DATA FOR THIS EXERCISE –
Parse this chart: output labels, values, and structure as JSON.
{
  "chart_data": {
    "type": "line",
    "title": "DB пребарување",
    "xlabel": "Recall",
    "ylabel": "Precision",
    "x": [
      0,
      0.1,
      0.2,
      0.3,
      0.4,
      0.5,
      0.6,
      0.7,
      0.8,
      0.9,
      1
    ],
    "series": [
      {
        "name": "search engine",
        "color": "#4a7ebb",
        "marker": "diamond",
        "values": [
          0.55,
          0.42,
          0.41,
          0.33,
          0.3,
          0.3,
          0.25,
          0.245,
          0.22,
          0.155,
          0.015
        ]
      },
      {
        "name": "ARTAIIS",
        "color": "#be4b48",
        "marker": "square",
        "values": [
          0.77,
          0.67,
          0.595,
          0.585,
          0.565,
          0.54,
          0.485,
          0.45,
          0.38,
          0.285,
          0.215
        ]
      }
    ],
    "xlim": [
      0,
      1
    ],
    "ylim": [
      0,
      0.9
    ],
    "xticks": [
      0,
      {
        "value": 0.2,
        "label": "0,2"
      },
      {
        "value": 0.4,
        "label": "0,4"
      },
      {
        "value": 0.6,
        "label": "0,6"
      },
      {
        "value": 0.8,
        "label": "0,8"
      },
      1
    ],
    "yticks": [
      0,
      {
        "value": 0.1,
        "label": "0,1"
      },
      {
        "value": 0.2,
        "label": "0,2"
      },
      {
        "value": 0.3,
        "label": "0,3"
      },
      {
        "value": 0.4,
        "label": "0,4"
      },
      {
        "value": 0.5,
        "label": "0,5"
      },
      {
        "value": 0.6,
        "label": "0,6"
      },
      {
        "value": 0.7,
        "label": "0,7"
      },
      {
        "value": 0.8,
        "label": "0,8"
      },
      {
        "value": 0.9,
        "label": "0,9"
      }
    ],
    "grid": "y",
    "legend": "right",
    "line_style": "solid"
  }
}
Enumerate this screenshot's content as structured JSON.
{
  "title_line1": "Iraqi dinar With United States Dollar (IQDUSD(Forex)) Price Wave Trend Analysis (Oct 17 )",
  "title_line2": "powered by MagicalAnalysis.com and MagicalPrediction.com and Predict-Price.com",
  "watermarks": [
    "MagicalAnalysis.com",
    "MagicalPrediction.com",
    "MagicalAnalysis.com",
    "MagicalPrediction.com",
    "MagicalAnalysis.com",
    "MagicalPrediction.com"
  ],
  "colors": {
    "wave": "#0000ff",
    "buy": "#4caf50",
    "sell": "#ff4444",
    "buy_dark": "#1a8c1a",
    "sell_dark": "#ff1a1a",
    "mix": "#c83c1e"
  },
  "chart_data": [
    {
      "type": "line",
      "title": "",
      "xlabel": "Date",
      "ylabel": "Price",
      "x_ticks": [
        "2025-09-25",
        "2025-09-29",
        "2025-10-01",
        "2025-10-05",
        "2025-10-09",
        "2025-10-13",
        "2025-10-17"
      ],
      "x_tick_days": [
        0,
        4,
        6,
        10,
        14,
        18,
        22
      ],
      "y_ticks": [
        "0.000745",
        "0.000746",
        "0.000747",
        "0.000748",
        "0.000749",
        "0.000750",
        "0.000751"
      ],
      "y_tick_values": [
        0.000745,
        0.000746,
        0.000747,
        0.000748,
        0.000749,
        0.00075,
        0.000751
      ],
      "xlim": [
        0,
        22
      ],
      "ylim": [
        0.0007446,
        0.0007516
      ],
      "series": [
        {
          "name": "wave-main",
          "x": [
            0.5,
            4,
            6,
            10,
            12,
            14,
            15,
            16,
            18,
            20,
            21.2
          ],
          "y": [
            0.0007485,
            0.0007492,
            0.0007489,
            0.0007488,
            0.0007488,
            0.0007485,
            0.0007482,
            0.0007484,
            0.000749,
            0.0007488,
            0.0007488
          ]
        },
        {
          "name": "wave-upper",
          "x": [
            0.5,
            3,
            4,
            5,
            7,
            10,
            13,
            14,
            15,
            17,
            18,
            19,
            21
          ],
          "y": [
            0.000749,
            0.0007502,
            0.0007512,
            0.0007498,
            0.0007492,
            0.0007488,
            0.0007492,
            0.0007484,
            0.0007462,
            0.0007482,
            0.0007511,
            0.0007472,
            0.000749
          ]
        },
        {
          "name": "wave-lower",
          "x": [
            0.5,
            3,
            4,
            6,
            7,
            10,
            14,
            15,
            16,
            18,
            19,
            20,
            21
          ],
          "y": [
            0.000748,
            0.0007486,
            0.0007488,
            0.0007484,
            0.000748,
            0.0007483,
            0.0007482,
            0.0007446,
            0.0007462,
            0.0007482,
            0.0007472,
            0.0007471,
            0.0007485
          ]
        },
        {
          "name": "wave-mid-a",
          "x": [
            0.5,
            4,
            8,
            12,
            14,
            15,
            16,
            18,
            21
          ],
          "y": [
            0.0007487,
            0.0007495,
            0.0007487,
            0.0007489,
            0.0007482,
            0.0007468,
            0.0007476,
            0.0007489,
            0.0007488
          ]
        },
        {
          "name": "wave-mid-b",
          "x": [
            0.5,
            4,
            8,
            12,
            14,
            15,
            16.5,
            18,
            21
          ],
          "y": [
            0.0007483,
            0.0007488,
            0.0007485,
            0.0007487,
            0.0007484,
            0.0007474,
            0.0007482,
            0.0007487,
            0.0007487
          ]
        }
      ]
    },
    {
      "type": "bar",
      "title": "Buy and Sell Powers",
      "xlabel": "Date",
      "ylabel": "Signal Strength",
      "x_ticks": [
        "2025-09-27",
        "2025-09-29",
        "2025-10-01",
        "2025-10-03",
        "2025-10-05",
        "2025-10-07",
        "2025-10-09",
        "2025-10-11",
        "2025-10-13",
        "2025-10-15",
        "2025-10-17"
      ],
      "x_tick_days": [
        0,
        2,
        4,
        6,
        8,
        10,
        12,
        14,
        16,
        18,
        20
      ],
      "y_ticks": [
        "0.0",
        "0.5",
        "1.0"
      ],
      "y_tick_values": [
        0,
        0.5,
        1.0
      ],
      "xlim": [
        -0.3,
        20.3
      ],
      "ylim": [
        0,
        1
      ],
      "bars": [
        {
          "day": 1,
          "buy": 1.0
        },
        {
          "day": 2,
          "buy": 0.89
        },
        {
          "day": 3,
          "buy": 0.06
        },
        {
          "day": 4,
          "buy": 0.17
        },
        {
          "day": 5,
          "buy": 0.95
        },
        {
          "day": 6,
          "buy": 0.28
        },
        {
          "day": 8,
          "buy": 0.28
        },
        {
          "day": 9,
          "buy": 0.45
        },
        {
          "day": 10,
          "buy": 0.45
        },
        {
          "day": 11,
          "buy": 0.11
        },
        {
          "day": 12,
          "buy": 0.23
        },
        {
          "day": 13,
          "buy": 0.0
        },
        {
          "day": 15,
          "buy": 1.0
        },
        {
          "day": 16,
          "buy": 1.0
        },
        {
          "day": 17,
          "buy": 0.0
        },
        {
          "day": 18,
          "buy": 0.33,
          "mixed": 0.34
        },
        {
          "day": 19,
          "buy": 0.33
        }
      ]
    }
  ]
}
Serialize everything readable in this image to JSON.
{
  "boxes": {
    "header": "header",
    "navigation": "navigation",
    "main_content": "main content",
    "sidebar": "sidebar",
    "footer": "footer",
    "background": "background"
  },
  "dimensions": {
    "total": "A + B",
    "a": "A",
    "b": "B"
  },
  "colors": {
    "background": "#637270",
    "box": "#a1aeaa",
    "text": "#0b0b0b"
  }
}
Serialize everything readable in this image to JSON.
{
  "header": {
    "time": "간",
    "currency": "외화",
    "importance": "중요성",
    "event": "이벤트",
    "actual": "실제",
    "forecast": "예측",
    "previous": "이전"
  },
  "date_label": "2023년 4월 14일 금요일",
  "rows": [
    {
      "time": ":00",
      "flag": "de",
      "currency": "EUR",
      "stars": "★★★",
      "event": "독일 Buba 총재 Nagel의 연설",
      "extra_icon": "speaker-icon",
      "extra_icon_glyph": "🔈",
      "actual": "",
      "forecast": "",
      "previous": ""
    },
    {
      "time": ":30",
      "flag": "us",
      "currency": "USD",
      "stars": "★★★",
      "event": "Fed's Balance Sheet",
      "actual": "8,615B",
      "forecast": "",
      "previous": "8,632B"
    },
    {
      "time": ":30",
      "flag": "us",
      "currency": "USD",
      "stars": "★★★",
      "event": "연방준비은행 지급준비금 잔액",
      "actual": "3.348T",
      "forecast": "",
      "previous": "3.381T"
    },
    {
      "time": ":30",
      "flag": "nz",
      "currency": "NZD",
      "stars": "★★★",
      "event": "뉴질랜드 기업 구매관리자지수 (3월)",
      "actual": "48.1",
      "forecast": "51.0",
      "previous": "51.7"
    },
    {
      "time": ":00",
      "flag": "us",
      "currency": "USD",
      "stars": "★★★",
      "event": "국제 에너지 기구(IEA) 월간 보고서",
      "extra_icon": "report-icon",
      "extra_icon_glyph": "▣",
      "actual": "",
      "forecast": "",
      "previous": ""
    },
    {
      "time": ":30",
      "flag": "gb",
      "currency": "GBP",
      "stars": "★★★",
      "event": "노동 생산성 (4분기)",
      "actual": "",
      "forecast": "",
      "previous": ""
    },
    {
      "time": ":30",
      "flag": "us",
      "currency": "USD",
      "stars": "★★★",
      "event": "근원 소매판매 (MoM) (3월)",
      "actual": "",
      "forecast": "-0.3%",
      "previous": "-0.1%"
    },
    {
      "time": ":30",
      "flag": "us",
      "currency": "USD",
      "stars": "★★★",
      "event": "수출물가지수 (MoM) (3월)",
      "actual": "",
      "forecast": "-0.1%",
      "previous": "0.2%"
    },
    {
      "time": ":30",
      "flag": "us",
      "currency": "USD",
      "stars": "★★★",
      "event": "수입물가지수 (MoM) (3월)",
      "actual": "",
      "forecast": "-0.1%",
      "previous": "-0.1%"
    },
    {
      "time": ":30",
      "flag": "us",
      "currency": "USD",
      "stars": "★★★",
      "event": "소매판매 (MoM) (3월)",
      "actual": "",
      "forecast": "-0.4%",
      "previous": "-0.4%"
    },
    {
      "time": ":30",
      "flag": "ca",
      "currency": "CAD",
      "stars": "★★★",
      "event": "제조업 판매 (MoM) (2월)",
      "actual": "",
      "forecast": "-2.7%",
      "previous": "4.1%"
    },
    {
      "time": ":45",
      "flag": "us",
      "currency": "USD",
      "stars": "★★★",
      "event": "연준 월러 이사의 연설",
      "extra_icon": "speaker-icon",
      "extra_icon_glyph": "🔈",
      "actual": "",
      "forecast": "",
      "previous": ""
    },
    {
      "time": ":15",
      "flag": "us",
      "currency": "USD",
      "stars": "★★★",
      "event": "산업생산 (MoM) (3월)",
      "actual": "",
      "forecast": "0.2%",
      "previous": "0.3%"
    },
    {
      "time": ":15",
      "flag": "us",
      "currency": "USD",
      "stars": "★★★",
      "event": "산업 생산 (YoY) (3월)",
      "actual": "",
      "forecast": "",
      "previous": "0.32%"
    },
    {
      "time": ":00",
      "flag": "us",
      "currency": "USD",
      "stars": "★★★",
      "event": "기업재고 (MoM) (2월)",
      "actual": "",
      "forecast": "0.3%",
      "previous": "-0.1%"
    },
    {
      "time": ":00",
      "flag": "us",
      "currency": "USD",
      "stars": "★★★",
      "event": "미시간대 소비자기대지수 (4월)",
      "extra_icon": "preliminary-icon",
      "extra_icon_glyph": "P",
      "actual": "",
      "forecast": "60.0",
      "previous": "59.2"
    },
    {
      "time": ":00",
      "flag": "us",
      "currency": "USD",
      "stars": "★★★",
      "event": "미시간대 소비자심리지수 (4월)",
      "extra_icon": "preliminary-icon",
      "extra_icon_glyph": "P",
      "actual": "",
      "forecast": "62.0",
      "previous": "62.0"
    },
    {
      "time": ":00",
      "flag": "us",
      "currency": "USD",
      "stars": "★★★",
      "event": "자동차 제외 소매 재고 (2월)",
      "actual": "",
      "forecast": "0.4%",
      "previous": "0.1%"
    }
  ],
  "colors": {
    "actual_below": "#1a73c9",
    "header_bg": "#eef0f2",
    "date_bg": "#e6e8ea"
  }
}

PROBLEM – Pick out and copy the lines of the material that include the word "Price".

WRITTEN ANSWER –
  "title_line1": "Iraqi dinar With United States Dollar (IQDUSD(Forex)) Price Wave Trend Analysis (Oct 17 )",
  "title_line2": "powered by MagicalAnalysis.com and MagicalPrediction.com and Predict-Price.com",
      "ylabel": "Price",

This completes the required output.